[Extracted data entries]
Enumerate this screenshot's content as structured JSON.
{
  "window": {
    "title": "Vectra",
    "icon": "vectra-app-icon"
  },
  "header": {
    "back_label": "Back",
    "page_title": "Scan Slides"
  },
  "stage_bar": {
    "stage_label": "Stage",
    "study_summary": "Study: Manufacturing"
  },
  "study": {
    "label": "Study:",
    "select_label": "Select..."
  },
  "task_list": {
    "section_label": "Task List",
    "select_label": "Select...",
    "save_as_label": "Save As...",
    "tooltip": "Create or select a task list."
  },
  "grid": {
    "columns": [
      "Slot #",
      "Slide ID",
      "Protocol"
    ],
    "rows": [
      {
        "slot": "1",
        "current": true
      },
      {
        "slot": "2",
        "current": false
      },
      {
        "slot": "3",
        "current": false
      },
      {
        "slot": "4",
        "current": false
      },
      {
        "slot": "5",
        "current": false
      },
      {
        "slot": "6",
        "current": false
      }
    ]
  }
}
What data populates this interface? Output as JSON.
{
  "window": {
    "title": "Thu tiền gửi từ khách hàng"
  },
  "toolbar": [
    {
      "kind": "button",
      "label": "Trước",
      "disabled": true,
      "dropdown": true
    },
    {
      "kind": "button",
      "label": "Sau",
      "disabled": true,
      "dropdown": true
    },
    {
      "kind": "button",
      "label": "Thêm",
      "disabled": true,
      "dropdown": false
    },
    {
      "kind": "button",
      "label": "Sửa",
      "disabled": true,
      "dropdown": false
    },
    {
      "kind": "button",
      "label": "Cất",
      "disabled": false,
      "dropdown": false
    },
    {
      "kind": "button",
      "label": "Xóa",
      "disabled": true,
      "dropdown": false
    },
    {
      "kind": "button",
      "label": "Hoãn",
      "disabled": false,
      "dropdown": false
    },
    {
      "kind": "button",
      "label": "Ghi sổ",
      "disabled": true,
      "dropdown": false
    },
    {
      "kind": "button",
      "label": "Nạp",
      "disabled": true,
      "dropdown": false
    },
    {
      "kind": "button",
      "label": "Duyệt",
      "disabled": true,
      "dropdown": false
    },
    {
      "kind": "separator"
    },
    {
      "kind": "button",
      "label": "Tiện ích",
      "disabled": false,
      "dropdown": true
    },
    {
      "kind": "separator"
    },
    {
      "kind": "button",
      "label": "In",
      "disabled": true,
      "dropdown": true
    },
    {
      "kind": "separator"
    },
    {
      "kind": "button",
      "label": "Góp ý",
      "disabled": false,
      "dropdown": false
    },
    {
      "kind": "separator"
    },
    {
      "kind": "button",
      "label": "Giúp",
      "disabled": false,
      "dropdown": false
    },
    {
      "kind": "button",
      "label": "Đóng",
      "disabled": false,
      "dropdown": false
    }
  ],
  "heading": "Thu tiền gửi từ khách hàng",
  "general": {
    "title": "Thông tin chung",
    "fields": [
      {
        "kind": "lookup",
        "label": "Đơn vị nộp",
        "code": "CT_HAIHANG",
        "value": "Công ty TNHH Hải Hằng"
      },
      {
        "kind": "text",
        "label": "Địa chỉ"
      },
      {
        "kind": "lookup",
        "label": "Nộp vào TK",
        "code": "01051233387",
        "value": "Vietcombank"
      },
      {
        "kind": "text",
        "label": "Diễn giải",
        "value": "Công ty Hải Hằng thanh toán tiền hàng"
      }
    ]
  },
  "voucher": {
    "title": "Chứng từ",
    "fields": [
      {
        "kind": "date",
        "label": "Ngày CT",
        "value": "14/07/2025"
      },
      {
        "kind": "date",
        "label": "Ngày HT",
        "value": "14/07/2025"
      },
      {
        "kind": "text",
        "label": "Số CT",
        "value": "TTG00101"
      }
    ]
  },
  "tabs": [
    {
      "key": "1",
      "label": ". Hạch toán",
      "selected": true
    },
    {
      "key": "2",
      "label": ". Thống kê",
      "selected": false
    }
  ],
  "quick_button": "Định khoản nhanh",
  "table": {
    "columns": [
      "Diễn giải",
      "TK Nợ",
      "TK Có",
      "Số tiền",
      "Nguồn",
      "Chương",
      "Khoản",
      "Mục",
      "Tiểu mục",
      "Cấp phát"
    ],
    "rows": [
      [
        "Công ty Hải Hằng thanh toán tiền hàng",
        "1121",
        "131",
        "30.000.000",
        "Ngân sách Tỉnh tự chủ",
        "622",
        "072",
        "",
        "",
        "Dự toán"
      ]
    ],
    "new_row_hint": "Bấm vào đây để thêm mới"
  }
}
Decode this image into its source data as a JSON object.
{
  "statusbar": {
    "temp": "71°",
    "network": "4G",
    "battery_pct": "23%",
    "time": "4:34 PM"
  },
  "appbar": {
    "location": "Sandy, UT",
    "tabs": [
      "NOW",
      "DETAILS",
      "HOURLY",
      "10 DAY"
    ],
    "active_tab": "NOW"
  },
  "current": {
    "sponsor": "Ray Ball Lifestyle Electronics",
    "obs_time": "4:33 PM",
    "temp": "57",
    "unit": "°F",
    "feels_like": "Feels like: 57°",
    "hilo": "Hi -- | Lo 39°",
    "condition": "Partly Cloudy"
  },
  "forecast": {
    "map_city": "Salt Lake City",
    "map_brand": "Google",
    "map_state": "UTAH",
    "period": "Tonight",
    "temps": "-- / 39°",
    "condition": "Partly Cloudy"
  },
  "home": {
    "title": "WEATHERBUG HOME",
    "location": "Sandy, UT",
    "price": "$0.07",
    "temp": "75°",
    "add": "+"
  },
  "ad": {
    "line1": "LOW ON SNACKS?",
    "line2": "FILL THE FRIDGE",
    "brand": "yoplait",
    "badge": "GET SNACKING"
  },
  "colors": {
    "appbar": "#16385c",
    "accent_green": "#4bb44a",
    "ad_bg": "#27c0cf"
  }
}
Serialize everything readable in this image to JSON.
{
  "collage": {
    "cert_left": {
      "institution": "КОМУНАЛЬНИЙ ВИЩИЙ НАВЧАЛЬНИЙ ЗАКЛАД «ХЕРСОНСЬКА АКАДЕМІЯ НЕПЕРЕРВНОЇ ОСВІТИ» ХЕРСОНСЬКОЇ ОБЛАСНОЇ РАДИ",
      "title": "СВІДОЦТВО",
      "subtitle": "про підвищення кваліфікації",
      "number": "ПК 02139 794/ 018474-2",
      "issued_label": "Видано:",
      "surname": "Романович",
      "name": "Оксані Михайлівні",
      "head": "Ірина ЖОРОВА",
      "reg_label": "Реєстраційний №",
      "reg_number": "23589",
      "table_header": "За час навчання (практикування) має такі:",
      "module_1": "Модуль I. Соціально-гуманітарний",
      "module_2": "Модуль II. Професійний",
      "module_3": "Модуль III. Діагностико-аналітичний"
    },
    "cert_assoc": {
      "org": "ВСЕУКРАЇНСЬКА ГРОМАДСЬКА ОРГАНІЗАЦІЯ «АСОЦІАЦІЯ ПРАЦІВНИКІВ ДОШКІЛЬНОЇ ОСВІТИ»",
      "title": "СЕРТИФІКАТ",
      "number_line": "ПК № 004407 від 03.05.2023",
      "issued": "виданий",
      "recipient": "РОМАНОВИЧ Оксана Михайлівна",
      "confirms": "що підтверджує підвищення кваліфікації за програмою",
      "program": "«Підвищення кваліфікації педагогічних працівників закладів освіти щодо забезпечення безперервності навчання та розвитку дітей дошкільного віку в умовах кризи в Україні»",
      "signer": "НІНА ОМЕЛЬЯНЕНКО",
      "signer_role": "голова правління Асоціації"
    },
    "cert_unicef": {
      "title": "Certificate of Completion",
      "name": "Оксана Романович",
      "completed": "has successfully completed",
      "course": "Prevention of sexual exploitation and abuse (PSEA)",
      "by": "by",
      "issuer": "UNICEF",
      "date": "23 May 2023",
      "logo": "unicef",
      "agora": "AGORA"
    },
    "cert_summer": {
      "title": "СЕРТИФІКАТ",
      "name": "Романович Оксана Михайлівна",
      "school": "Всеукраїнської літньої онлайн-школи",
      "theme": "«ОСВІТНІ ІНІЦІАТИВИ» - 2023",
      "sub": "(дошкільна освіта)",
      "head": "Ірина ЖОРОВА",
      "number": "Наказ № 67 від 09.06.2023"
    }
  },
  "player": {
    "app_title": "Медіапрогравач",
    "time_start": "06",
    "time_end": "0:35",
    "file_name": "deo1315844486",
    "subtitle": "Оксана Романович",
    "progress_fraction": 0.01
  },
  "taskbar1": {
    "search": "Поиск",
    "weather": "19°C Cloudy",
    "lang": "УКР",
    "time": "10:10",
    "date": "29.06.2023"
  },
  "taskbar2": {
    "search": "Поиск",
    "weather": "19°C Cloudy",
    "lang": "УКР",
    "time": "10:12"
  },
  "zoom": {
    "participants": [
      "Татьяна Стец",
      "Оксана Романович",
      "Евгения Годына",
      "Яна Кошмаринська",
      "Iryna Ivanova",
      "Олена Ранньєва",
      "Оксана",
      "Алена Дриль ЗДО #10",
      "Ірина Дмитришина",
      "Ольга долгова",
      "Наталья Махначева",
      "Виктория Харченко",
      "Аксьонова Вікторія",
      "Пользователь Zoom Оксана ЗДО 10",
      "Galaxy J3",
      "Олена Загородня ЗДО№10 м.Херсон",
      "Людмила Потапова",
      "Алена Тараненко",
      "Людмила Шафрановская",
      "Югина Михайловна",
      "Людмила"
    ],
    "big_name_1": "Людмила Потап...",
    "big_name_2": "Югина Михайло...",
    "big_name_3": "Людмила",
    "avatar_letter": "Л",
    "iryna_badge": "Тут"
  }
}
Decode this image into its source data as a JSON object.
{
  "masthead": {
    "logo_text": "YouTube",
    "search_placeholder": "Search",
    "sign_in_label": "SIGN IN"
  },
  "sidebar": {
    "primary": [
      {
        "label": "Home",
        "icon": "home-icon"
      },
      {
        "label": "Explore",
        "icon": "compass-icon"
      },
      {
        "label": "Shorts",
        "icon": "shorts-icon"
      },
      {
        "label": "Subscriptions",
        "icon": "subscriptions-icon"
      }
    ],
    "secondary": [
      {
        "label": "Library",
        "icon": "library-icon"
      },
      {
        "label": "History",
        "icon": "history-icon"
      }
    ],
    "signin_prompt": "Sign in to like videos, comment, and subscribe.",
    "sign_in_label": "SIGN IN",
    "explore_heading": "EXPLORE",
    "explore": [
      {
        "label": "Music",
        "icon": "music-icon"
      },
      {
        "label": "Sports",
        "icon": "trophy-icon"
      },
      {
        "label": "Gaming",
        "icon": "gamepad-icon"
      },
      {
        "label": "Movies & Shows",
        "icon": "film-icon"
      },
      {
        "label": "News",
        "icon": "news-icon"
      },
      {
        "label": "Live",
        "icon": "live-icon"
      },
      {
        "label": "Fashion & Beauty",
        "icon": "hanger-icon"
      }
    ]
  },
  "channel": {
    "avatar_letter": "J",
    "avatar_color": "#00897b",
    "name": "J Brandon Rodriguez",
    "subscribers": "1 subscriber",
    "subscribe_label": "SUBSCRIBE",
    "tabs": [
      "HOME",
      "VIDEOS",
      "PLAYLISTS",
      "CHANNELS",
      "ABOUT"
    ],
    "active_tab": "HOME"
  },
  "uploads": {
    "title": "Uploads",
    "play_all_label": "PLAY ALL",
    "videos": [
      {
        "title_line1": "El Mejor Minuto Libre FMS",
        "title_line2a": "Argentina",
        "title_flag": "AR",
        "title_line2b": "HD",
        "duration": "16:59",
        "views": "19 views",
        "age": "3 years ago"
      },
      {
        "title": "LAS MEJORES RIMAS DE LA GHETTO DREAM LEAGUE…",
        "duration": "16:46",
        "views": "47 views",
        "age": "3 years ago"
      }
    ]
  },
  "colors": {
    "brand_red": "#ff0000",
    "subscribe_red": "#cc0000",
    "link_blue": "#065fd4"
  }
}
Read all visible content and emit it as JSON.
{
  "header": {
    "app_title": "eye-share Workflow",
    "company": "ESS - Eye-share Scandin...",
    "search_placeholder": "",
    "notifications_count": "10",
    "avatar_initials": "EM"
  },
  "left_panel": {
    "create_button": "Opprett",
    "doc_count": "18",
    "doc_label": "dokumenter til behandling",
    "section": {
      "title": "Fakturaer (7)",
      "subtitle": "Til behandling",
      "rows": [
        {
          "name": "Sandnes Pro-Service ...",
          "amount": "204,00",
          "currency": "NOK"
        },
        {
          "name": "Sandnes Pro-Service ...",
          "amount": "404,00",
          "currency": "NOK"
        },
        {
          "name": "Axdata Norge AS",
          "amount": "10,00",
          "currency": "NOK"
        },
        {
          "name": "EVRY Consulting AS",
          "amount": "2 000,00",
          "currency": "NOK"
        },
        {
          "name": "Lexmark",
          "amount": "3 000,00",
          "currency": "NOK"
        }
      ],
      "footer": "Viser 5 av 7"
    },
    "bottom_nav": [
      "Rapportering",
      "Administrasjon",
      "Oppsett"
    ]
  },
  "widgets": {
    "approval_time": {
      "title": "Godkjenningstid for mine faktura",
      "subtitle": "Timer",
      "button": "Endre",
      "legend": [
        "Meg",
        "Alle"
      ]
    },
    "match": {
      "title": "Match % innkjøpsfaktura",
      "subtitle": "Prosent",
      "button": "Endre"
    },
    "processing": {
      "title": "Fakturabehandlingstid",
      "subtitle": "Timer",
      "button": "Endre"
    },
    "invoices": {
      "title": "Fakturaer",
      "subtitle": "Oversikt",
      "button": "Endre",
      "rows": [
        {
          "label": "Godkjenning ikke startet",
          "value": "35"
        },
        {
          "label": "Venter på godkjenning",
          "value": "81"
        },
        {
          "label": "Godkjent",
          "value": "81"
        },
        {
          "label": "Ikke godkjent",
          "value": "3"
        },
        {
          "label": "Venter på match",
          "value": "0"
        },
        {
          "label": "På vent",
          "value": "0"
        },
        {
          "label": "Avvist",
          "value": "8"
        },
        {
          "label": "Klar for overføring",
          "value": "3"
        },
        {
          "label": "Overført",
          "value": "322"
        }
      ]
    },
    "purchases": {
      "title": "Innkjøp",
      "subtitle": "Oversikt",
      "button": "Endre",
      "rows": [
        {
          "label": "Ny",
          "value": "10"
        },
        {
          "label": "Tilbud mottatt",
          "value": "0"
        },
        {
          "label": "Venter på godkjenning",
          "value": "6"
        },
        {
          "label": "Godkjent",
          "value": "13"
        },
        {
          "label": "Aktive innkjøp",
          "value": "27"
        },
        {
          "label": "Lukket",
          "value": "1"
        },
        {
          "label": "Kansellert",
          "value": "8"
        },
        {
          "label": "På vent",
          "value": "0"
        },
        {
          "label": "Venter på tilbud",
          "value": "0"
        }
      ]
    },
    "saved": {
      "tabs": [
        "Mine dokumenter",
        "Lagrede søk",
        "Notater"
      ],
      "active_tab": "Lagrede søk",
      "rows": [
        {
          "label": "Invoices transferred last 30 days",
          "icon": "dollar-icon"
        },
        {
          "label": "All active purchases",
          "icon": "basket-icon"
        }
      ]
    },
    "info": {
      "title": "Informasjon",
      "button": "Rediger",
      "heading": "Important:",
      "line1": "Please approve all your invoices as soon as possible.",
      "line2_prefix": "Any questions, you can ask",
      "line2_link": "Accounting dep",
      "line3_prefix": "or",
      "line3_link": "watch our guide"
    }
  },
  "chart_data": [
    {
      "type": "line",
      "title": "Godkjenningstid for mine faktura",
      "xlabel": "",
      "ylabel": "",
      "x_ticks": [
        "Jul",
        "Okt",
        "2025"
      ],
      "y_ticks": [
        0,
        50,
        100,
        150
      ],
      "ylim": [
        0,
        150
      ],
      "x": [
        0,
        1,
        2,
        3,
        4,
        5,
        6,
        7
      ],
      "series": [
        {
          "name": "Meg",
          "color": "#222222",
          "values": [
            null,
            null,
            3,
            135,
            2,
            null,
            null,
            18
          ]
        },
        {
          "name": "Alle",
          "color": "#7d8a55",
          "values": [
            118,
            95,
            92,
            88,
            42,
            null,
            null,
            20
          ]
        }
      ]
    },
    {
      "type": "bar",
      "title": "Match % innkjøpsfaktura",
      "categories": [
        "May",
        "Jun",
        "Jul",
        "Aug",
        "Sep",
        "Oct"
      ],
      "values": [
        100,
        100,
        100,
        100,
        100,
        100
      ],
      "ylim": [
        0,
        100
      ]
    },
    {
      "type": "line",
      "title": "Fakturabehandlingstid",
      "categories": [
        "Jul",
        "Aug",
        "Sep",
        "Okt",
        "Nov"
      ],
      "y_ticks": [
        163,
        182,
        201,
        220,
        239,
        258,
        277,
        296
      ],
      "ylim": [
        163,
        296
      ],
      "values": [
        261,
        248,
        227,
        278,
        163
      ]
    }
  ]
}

[Request]:
Scan the material for lines with the word "навчання", and copy each line you find.

[Complete output]:
      "table_header": "За час навчання (практикування) має такі:",
      "program": "«Підвищення кваліфікації педагогічних працівників закладів освіти щодо забезпечення безперервності навчання та розвитку дітей дошкільного віку в умовах кризи в Україні»",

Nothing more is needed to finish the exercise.